Problem - Repeat verbatim every line of the material, beginning at the line that holds "OCR this image." and ending at its last line.

Data rows start

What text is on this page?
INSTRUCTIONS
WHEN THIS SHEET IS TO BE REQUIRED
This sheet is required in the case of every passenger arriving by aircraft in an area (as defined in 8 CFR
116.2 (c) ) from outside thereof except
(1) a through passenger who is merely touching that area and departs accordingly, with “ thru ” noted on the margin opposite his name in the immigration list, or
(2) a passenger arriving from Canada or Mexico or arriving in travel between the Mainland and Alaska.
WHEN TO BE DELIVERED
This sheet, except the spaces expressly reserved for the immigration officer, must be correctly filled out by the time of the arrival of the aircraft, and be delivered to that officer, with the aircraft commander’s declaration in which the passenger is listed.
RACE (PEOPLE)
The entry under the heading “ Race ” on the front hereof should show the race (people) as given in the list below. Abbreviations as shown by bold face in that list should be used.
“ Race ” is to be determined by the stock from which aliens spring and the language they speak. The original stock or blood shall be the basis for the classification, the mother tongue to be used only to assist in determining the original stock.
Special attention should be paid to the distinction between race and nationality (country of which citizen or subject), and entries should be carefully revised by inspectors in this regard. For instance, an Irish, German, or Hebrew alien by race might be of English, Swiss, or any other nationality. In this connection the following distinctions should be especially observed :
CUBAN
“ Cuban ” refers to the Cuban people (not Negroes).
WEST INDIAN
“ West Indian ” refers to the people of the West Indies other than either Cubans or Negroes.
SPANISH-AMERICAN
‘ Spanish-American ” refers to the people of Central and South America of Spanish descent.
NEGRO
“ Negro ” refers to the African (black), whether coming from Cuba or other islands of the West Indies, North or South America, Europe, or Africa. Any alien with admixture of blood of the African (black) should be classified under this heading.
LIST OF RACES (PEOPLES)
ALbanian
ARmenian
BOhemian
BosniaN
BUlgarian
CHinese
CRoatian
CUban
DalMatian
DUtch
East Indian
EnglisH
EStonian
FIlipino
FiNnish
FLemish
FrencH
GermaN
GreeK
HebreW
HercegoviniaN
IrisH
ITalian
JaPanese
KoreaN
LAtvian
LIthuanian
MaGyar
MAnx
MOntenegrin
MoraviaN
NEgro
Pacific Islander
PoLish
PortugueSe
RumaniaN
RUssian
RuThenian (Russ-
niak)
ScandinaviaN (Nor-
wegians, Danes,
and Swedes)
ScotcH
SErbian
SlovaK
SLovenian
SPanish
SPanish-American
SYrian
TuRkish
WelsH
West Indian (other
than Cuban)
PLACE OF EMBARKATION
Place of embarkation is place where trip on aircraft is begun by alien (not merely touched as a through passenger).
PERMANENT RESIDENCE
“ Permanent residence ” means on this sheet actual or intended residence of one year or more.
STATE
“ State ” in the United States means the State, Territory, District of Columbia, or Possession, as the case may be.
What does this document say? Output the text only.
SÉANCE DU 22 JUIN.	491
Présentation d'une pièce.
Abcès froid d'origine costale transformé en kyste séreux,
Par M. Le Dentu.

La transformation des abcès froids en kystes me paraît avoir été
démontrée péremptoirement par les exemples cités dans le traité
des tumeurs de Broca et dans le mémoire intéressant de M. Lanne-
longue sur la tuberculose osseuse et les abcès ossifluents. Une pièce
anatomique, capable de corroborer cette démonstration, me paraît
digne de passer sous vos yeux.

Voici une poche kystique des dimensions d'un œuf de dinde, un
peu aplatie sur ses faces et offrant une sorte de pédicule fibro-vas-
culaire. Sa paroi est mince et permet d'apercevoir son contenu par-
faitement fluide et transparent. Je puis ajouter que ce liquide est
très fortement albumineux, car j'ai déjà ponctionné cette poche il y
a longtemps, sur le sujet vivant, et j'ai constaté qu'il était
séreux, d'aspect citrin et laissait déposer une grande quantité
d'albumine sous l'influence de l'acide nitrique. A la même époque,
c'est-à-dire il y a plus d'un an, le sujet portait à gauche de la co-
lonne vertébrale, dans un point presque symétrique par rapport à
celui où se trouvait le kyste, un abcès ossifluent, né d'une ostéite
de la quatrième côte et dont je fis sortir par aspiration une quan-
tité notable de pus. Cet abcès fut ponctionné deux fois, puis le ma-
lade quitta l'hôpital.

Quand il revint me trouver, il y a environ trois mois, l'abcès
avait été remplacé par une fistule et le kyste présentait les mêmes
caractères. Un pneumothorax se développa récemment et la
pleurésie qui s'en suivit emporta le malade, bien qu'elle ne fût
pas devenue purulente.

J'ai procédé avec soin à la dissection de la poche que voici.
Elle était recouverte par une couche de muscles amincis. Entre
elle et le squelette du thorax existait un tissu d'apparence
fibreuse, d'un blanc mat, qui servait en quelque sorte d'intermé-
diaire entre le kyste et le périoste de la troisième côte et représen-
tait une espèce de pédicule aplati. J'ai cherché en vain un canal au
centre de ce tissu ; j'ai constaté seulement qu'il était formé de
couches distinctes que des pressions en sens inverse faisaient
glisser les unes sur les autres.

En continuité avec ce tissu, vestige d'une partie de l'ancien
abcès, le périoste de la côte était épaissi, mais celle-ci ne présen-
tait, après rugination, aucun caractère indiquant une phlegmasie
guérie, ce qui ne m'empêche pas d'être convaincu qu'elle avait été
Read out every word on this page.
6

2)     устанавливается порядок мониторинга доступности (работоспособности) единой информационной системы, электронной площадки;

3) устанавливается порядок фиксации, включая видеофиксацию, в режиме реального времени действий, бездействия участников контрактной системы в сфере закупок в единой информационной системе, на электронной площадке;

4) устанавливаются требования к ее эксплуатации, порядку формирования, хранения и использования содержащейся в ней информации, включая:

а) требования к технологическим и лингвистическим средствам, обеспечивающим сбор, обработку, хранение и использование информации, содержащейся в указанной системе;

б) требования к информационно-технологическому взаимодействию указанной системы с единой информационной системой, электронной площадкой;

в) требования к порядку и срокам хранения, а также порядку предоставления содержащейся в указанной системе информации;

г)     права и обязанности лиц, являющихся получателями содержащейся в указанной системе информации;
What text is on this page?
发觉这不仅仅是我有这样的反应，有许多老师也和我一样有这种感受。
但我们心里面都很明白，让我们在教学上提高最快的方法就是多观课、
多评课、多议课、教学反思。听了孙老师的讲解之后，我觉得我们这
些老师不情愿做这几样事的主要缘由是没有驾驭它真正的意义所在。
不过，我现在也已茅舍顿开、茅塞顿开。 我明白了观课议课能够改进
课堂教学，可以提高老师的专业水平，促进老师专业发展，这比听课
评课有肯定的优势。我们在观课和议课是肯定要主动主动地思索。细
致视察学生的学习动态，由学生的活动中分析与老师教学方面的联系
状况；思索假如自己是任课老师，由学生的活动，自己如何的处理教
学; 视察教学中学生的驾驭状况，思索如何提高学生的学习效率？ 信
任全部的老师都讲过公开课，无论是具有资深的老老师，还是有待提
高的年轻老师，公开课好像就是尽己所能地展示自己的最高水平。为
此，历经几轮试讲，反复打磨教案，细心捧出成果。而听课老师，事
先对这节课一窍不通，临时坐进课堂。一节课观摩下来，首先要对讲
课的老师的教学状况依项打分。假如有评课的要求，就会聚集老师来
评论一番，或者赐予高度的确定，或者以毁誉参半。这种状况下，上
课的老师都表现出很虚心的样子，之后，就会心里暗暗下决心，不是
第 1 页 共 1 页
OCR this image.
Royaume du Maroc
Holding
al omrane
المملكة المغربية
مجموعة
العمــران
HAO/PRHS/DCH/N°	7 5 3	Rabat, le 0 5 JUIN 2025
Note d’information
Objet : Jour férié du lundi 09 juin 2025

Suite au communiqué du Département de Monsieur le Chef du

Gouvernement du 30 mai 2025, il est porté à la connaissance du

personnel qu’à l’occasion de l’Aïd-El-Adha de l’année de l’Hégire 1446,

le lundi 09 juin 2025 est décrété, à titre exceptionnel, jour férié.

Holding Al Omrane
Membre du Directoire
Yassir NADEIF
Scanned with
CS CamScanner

Data rows end

Solution to this task -
OCR this image.
Royaume du Maroc
Holding
al omrane
المملكة المغربية
مجموعة
العمــران
HAO/PRHS/DCH/N°	7 5 3	Rabat, le 0 5 JUIN 2025
Note d’information
Objet : Jour férié du lundi 09 juin 2025

Suite au communiqué du Département de Monsieur le Chef du

Gouvernement du 30 mai 2025, il est porté à la connaissance du

personnel qu’à l’occasion de l’Aïd-El-Adha de l’année de l’Hégire 1446,

le lundi 09 juin 2025 est décrété, à titre exceptionnel, jour férié.

Holding Al Omrane
Membre du Directoire
Yassir NADEIF
Scanned with
CS CamScanner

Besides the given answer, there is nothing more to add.